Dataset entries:
◆ ◆ ◆ ◆

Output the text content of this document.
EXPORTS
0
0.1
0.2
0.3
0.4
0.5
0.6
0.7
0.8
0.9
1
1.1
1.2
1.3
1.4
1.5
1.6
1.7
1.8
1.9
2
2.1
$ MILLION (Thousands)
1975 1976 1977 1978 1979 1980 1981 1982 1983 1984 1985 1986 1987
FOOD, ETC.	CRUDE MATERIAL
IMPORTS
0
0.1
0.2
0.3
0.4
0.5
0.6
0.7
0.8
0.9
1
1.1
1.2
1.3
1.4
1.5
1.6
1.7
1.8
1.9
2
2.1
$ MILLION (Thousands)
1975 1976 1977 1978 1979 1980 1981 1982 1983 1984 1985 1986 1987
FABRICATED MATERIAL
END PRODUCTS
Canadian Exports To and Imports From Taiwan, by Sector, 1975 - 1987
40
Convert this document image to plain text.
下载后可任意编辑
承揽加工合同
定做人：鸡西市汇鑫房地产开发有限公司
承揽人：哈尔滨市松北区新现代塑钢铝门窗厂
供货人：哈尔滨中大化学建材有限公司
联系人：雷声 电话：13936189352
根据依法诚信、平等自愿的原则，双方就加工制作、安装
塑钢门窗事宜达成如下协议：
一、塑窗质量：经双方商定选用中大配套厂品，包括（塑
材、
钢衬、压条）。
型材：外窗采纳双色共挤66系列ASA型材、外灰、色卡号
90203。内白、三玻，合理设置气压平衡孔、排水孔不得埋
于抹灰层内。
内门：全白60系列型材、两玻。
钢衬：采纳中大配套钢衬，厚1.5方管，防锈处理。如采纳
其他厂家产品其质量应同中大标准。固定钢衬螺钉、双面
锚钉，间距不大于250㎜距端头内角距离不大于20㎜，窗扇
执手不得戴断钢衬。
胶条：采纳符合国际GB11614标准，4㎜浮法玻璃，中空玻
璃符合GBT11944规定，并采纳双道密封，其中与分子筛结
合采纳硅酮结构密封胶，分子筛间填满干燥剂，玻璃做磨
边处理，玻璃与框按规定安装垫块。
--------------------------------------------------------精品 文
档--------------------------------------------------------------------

◆ ◆ ◆ ◆

| Set exercise |
Pull every line containing the word "document" out of the material and copy it.

| Exercise solution |
Output the text content of this document.
Convert this document image to plain text.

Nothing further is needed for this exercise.